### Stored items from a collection

* Start *

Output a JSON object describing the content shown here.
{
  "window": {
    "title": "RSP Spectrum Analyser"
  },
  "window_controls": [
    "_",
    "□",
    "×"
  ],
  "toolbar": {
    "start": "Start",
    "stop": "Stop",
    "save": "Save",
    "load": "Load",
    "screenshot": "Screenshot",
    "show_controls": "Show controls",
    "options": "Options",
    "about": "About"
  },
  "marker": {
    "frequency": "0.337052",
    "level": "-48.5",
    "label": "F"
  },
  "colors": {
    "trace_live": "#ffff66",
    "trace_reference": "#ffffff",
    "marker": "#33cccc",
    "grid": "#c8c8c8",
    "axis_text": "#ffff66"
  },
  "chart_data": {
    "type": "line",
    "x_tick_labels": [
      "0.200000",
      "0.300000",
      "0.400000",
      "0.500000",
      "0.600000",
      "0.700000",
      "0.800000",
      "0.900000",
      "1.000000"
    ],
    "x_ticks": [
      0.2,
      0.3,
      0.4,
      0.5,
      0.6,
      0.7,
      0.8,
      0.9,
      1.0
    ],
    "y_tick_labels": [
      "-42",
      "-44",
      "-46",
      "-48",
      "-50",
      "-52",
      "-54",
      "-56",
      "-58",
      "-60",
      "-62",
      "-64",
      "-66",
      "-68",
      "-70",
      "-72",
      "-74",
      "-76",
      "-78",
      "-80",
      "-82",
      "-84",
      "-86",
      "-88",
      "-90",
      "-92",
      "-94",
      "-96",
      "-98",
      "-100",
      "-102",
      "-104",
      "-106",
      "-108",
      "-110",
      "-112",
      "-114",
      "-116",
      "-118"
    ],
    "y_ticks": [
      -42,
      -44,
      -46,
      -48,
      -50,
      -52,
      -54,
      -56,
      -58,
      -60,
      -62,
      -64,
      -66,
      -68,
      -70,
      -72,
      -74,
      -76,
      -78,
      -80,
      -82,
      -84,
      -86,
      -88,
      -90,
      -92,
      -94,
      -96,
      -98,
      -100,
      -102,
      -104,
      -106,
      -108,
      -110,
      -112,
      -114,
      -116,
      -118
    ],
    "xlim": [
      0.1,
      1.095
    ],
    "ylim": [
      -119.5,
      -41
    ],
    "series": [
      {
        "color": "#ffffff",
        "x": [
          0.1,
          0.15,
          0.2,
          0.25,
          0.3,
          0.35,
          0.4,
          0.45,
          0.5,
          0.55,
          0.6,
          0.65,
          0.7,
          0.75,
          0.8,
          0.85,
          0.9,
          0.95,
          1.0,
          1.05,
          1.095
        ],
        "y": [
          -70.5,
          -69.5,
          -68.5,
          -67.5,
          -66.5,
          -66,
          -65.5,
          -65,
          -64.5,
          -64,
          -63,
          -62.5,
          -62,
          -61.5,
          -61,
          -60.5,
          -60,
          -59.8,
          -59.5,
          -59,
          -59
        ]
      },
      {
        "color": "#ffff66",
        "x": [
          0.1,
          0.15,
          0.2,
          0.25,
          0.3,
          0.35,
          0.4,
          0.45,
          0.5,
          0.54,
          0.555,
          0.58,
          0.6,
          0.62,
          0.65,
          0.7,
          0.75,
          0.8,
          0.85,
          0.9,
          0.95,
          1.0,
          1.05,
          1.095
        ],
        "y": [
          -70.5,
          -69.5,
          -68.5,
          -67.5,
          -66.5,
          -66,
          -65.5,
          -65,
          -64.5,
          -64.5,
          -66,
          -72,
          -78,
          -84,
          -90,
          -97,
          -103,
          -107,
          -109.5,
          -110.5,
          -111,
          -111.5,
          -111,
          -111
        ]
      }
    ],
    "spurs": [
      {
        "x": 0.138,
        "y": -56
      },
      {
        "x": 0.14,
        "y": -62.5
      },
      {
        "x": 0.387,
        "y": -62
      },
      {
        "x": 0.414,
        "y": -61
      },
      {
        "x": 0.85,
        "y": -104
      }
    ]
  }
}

* End *

### The task
Write out the material from the first line to the last, exactly.

### Task response
Output a JSON object describing the content shown here.
{
  "window": {
    "title": "RSP Spectrum Analyser"
  },
  "window_controls": [
    "_",
    "□",
    "×"
  ],
  "toolbar": {
    "start": "Start",
    "stop": "Stop",
    "save": "Save",
    "load": "Load",
    "screenshot": "Screenshot",
    "show_controls": "Show controls",
    "options": "Options",
    "about": "About"
  },
  "marker": {
    "frequency": "0.337052",
    "level": "-48.5",
    "label": "F"
  },
  "colors": {
    "trace_live": "#ffff66",
    "trace_reference": "#ffffff",
    "marker": "#33cccc",
    "grid": "#c8c8c8",
    "axis_text": "#ffff66"
  },
  "chart_data": {
    "type": "line",
    "x_tick_labels": [
      "0.200000",
      "0.300000",
      "0.400000",
      "0.500000",
      "0.600000",
      "0.700000",
      "0.800000",
      "0.900000",
      "1.000000"
    ],
    "x_ticks": [
      0.2,
      0.3,
      0.4,
      0.5,
      0.6,
      0.7,
      0.8,
      0.9,
      1.0
    ],
    "y_tick_labels": [
      "-42",
      "-44",
      "-46",
      "-48",
      "-50",
      "-52",
      "-54",
      "-56",
      "-58",
      "-60",
      "-62",
      "-64",
      "-66",
      "-68",
      "-70",
      "-72",
      "-74",
      "-76",
      "-78",
      "-80",
      "-82",
      "-84",
      "-86",
      "-88",
      "-90",
      "-92",
      "-94",
      "-96",
      "-98",
      "-100",
      "-102",
      "-104",
      "-106",
      "-108",
      "-110",
      "-112",
      "-114",
      "-116",
      "-118"
    ],
    "y_ticks": [
      -42,
      -44,
      -46,
      -48,
      -50,
      -52,
      -54,
      -56,
      -58,
      -60,
      -62,
      -64,
      -66,
      -68,
      -70,
      -72,
      -74,
      -76,
      -78,
      -80,
      -82,
      -84,
      -86,
      -88,
      -90,
      -92,
      -94,
      -96,
      -98,
      -100,
      -102,
      -104,
      -106,
      -108,
      -110,
      -112,
      -114,
      -116,
      -118
    ],
    "xlim": [
      0.1,
      1.095
    ],
    "ylim": [
      -119.5,
      -41
    ],
    "series": [
      {
        "color": "#ffffff",
        "x": [
          0.1,
          0.15,
          0.2,
          0.25,
          0.3,
          0.35,
          0.4,
          0.45,
          0.5,
          0.55,
          0.6,
          0.65,
          0.7,
          0.75,
          0.8,
          0.85,
          0.9,
          0.95,
          1.0,
          1.05,
          1.095
        ],
        "y": [
          -70.5,
          -69.5,
          -68.5,
          -67.5,
          -66.5,
          -66,
          -65.5,
          -65,
          -64.5,
          -64,
          -63,
          -62.5,
          -62,
          -61.5,
          -61,
          -60.5,
          -60,
          -59.8,
          -59.5,
          -59,
          -59
        ]
      },
      {
        "color": "#ffff66",
        "x": [
          0.1,
          0.15,
          0.2,
          0.25,
          0.3,
          0.35,
          0.4,
          0.45,
          0.5,
          0.54,
          0.555,
          0.58,
          0.6,
          0.62,
          0.65,
          0.7,
          0.75,
          0.8,
          0.85,
          0.9,
          0.95,
          1.0,
          1.05,
          1.095
        ],
        "y": [
          -70.5,
          -69.5,
          -68.5,
          -67.5,
          -66.5,
          -66,
          -65.5,
          -65,
          -64.5,
          -64.5,
          -66,
          -72,
          -78,
          -84,
          -90,
          -97,
          -103,
          -107,
          -109.5,
          -110.5,
          -111,
          -111.5,
          -111,
          -111
        ]
      }
    ],
    "spurs": [
      {
        "x": 0.138,
        "y": -56
      },
      {
        "x": 0.14,
        "y": -62.5
      },
      {
        "x": 0.387,
        "y": -62
      },
      {
        "x": 0.414,
        "y": -61
      },
      {
        "x": 0.85,
        "y": -104
      }
    ]
  }
}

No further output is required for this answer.